Task directions: Resume the piece on keeping cats indoors or outdoors, writing on from its last sentence.

Adopting a new cat or kitten can sometimes be an impulsive decision, but when deciding to take on the responsibility of a new furry friend, one must first determine whether they are prepared to provide their cat with everything they will need. This includes not only the cat’s toys, food and healthcare, but also their environment.
Indoor Cats vs Outdoor Cats
Most shelters and kennels ask adoptive owners to agree to keep their cats indoors, and many veterinarians support indoor lifestyles due to health and safety concerns, but one must also consider the possible benefits of allowing their cat to explore the outdoors at least part-time and under close supervision. Following are the major pros and cons for providing a cat with either an indoor or outdoor environment:
An indoor cat’s safety is better protected. They are less likely to get into fights with other animals, encounter environmental dangers, or be exposed to illnesses like Feline Immunodeficiency Virus or Feline Leukemia Virus. In other words, you are less likely to worry about whether kitty may come home ill or injured.
The cat is less able to occupy and entertain himself in owner-approved ways. One of the reasons many individuals enjoy cats is because of their independent natures. However, indoor cats will actually begin to demand that their owners stimulate them. This means that they may act out due to stress or anxiety when the owner is not around and “cling” to their owner when they are around. Even if given access to proper toys and scratching posts, indoor cats may still choose to destroy furniture. Indoor cats are also often more prone to weight problems and will require daily litter box care.

Stored data entries:
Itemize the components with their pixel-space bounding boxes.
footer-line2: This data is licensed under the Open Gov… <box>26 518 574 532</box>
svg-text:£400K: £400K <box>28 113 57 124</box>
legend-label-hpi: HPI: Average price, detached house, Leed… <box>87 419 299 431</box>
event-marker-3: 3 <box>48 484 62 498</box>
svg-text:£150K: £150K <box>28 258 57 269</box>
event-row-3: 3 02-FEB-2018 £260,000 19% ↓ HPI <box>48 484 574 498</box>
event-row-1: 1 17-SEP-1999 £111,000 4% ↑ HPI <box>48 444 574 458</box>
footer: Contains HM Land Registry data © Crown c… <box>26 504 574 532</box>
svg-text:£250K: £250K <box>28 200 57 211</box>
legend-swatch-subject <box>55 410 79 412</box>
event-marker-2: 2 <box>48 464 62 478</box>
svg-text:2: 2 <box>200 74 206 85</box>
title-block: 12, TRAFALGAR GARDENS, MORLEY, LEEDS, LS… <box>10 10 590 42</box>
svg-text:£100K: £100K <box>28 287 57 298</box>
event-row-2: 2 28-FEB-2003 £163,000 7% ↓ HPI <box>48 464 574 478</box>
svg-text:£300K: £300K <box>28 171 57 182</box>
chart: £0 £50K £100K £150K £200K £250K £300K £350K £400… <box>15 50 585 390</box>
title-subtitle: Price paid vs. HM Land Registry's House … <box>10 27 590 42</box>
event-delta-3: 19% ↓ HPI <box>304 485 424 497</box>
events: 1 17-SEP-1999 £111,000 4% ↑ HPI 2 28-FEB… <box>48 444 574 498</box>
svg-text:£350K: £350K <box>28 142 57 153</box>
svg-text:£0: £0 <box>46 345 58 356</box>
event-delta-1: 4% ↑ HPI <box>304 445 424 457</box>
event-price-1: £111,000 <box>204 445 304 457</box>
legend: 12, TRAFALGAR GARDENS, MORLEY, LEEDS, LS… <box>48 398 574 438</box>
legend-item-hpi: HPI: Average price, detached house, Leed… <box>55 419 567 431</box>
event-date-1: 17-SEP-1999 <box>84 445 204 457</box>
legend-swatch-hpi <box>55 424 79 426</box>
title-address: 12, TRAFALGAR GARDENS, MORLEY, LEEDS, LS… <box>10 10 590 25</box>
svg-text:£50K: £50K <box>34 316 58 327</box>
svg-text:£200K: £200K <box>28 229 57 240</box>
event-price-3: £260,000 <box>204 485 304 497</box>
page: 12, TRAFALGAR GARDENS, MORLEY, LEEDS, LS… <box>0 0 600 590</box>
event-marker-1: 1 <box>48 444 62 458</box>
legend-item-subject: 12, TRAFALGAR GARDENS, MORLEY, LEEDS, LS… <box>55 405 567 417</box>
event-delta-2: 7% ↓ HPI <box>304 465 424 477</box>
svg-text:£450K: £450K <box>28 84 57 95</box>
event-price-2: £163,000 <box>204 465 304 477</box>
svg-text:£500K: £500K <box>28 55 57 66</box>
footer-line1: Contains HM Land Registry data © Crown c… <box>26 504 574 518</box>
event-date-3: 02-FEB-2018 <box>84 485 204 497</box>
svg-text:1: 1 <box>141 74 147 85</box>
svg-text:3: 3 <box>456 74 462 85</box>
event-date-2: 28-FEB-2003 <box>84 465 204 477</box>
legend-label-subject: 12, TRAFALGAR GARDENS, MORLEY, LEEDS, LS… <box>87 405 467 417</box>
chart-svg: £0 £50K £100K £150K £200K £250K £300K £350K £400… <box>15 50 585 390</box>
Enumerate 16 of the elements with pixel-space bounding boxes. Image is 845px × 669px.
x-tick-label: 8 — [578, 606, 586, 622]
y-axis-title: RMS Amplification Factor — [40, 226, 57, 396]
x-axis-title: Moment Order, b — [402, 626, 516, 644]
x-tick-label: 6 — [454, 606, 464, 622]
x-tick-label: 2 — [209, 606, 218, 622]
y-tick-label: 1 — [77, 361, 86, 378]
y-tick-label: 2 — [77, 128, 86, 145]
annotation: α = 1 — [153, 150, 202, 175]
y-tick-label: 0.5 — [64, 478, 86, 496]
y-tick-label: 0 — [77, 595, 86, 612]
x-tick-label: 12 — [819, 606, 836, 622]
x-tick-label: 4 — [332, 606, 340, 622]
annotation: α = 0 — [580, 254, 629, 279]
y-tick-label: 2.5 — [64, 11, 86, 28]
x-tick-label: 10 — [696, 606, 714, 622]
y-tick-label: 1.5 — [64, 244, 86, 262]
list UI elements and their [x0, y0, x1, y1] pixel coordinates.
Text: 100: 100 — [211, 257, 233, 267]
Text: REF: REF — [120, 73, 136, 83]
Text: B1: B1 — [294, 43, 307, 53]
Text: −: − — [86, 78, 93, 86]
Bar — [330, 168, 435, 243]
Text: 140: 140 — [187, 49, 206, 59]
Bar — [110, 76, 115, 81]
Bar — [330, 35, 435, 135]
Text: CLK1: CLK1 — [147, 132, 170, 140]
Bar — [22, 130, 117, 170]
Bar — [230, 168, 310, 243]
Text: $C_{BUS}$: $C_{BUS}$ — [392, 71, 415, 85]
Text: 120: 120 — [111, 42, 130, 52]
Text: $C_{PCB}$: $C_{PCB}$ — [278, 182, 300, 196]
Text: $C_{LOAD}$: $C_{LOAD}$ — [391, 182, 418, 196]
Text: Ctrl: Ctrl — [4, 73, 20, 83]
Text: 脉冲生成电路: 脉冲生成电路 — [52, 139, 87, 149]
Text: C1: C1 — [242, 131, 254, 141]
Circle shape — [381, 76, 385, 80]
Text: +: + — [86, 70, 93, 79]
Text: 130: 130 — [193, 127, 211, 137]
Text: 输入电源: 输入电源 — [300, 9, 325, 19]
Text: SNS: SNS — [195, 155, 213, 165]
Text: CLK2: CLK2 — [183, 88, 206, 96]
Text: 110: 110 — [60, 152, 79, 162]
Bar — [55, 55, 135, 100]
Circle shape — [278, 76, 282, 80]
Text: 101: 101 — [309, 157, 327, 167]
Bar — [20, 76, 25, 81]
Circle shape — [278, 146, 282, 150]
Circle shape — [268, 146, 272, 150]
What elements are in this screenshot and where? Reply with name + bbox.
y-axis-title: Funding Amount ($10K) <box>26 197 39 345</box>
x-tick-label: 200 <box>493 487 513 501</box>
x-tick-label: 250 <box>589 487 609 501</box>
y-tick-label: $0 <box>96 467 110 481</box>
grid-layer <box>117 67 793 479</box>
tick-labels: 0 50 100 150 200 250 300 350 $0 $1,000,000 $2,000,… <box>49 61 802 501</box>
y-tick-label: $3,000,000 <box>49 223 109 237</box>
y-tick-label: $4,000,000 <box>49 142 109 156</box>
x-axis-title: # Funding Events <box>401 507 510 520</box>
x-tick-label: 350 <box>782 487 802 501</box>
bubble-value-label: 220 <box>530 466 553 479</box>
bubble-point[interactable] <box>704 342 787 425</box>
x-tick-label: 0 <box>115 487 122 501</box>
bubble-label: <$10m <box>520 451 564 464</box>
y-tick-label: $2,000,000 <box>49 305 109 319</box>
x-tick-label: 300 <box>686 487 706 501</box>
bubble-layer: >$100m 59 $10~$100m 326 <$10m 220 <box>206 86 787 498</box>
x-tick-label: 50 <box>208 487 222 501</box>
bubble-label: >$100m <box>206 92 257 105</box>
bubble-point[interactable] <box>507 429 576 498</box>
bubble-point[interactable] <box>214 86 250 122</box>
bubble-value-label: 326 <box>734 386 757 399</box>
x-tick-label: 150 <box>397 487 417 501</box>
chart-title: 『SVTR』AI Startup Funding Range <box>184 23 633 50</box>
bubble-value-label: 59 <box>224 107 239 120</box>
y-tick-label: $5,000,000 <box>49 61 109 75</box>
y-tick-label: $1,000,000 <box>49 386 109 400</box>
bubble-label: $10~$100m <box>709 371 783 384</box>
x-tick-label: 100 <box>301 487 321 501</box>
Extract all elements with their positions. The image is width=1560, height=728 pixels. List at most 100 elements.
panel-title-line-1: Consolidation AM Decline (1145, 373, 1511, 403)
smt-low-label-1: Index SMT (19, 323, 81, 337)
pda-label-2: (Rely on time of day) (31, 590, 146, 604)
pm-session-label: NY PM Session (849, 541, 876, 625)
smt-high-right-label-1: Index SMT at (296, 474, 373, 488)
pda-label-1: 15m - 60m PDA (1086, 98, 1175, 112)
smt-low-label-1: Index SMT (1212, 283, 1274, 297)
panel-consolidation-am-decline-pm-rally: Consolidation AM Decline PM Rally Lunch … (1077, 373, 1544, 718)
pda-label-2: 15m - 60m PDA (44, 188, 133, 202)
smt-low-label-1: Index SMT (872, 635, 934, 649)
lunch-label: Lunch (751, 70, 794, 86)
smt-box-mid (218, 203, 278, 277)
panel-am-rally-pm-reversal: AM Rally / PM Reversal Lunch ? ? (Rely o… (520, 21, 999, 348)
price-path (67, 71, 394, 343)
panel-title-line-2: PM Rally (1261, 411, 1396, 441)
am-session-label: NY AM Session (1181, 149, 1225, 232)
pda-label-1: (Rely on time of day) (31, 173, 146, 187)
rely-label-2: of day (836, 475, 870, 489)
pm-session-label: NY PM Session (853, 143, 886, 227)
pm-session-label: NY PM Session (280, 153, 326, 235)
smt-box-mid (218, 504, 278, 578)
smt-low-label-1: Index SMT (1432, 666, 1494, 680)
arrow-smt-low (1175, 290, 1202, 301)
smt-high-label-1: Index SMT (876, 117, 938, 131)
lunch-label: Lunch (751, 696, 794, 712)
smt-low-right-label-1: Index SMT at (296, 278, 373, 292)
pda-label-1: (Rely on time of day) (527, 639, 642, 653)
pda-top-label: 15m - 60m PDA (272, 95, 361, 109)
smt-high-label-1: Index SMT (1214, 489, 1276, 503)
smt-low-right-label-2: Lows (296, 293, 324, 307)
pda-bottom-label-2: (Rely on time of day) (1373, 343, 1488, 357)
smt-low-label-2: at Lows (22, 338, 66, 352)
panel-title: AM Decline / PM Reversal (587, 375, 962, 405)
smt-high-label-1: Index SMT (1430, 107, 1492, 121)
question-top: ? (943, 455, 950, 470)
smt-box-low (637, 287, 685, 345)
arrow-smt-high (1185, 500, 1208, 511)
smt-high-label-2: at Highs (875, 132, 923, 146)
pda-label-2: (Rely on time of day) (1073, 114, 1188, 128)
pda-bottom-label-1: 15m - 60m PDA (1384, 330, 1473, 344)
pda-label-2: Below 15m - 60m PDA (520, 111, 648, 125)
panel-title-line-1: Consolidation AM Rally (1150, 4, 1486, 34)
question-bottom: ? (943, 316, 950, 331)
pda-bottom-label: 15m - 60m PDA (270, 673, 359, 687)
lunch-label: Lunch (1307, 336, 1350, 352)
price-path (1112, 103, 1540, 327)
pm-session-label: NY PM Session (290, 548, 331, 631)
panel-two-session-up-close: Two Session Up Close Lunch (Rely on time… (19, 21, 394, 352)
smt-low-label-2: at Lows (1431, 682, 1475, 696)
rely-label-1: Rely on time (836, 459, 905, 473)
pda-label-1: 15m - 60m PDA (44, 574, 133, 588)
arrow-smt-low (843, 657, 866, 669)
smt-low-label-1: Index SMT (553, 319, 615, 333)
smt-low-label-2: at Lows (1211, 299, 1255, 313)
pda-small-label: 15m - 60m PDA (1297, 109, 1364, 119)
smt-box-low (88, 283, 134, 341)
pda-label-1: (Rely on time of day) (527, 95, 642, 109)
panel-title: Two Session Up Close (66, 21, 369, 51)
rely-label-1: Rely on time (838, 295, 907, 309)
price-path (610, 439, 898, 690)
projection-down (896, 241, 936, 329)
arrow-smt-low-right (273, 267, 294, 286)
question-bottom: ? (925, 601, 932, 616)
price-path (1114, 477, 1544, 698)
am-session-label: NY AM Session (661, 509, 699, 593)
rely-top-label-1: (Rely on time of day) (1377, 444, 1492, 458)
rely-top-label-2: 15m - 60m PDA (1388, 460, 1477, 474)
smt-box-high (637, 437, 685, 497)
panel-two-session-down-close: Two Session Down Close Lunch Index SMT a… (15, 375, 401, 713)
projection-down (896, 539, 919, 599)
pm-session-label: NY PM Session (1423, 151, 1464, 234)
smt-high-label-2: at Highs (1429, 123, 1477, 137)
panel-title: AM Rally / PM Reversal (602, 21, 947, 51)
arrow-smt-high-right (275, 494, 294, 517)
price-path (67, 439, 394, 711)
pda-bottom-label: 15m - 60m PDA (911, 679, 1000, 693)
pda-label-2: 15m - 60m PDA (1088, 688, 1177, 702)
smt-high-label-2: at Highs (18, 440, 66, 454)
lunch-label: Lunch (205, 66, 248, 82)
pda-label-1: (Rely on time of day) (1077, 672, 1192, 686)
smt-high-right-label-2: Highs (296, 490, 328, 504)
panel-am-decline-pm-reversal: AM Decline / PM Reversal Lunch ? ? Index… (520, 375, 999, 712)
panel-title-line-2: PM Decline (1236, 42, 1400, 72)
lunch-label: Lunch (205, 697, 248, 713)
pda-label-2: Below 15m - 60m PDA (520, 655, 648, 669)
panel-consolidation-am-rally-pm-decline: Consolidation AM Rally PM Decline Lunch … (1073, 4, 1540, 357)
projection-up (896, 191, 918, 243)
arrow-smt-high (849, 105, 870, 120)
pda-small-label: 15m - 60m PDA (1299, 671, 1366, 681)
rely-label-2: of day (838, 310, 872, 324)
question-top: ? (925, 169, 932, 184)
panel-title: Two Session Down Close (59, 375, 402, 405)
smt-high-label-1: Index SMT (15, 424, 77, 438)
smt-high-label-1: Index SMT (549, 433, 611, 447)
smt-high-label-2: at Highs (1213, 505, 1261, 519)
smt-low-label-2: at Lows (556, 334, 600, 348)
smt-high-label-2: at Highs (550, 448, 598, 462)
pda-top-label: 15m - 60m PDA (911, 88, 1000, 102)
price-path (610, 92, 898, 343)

Result for this task:
Cats receive appropriate stimulation and exercise in an outdoor environment. Outdoor environments provide the natural mental and sensory stimulation that helps to keep them healthy and happy. They can use trees to clean and sharpen their claws and dirt to dig through for bathroom breaks.
The cat is exposed to outdoor situations that can potentially lead to illness or injury. An outdoor cat will need to be protected against fleas and vaccinated against other common illnesses, and should not be released in areas with busy traffic. Declawed cats that cannot defend themselves should only be allowed outdoors when they are able to be supervised, and all outdoor cats should wear identification collars to further guard their safety.